Data for the task »
-*-*-
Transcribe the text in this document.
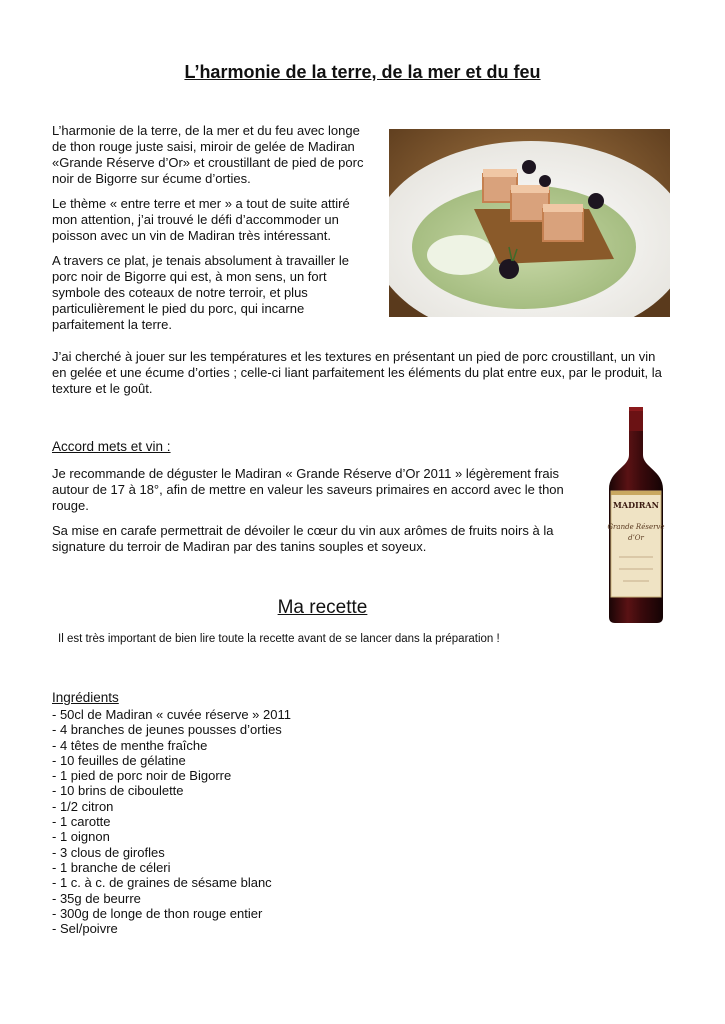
L’harmonie de la terre, de la mer et du feu

L’harmonie de la terre, de la mer et du feu avec longe de thon rouge juste saisi, miroir de gelée de Madiran «Grande Réserve d’Or» et croustillant de pied de porc noir de Bigorre sur écume d’orties.

Le thème « entre terre et mer » a tout de suite attiré mon attention, j’ai trouvé le défi d’accommoder un poisson avec un vin de Madiran très intéressant.

A travers ce plat, je tenais absolument à travailler le porc noir de Bigorre qui est, à mon sens, un fort symbole des coteaux de notre terroir, et plus particulièrement le pied du porc, qui incarne parfaitement la terre.

J’ai cherché à jouer sur les températures et les textures en présentant un pied de porc croustillant, un vin en gelée et une écume d’orties ; celle-ci liant parfaitement les éléments du plat entre eux, par le produit, la texture et le goût.

Accord mets et vin :

Je recommande de déguster le Madiran « Grande Réserve d’Or 2011 » légèrement frais autour de 17 à 18°, afin de mettre en valeur les saveurs primaires en accord avec le thon rouge.

Sa mise en carafe permettrait de dévoiler le cœur du vin aux arômes de fruits noirs à la signature du terroir de Madiran par des tanins souples et soyeux.

MADIRAN
Grande Réserve
d’Or
Ma recette
Il est très important de bien lire toute la recette avant de se lancer dans la préparation !
Ingrédients
- 50cl de Madiran « cuvée réserve » 2011
- 4 branches de jeunes pousses d’orties
- 4 têtes de menthe fraîche
- 10 feuilles de gélatine
- 1 pied de porc noir de Bigorre
- 10 brins de ciboulette
- 1/2 citron
- 1 carotte
- 1 oignon
- 3 clous de girofles
- 1 branche de céleri
- 1 c. à c. de graines de sésame blanc
- 35g de beurre
- 300g de longe de thon rouge entier
- Sel/poivre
-*-*-
Do this » Print every record above exactly as written, leaving out the pictures.

Answer to this exercise »
Transcribe the text in this document.
L’harmonie de la terre, de la mer et du feu

L’harmonie de la terre, de la mer et du feu avec longe de thon rouge juste saisi, miroir de gelée de Madiran «Grande Réserve d’Or» et croustillant de pied de porc noir de Bigorre sur écume d’orties.

Le thème « entre terre et mer » a tout de suite attiré mon attention, j’ai trouvé le défi d’accommoder un poisson avec un vin de Madiran très intéressant.

A travers ce plat, je tenais absolument à travailler le porc noir de Bigorre qui est, à mon sens, un fort symbole des coteaux de notre terroir, et plus particulièrement le pied du porc, qui incarne parfaitement la terre.

J’ai cherché à jouer sur les températures et les textures en présentant un pied de porc croustillant, un vin en gelée et une écume d’orties ; celle-ci liant parfaitement les éléments du plat entre eux, par le produit, la texture et le goût.

Accord mets et vin :

Je recommande de déguster le Madiran « Grande Réserve d’Or 2011 » légèrement frais autour de 17 à 18°, afin de mettre en valeur les saveurs primaires en accord avec le thon rouge.

Sa mise en carafe permettrait de dévoiler le cœur du vin aux arômes de fruits noirs à la signature du terroir de Madiran par des tanins souples et soyeux.

MADIRAN
Grande Réserve
d’Or
Ma recette
Il est très important de bien lire toute la recette avant de se lancer dans la préparation !
Ingrédients
- 50cl de Madiran « cuvée réserve » 2011
- 4 branches de jeunes pousses d’orties
- 4 têtes de menthe fraîche
- 10 feuilles de gélatine
- 1 pied de porc noir de Bigorre
- 10 brins de ciboulette
- 1/2 citron
- 1 carotte
- 1 oignon
- 3 clous de girofles
- 1 branche de céleri
- 1 c. à c. de graines de sésame blanc
- 35g de beurre
- 300g de longe de thon rouge entier
- Sel/poivre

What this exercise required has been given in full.